DATA ENTRIES>
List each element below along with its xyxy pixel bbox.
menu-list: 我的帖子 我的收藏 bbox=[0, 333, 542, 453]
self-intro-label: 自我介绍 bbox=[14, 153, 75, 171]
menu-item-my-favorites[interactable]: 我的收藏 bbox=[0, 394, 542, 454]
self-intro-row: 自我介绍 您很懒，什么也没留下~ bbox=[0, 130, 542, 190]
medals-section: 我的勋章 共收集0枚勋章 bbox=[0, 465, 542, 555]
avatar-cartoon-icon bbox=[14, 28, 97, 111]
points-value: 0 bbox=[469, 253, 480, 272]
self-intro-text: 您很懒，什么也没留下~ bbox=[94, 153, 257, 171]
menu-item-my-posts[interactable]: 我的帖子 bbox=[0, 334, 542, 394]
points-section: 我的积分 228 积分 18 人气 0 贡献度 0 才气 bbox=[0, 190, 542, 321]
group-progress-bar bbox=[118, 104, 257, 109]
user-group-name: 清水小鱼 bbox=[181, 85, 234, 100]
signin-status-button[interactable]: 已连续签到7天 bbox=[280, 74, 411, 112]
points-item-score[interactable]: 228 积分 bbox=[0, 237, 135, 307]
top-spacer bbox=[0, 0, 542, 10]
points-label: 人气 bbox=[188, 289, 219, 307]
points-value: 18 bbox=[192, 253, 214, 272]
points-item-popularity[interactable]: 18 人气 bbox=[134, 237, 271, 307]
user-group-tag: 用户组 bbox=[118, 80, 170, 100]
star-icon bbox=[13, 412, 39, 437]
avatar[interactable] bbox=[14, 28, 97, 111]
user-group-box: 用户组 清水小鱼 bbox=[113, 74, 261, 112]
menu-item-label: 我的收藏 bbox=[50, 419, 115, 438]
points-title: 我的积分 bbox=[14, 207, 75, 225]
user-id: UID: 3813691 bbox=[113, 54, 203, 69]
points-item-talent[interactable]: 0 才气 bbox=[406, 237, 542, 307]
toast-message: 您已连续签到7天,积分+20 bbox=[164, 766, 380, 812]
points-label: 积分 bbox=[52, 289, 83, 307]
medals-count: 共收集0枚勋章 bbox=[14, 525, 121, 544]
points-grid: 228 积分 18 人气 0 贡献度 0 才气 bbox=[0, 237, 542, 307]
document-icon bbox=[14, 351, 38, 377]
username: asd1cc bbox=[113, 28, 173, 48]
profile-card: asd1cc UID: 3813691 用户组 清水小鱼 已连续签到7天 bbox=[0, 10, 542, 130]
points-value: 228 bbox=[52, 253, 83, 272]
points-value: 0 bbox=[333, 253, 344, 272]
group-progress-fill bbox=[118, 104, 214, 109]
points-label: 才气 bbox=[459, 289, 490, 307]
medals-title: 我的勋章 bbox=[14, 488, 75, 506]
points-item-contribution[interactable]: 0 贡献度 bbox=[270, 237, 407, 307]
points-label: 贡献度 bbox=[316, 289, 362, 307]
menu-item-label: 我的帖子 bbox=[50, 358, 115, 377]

WHAT IS BEING ASKED> How many lines in the rows above contain the string "title"? Reply with the number only.

OUTPUT OF THE TASK> 2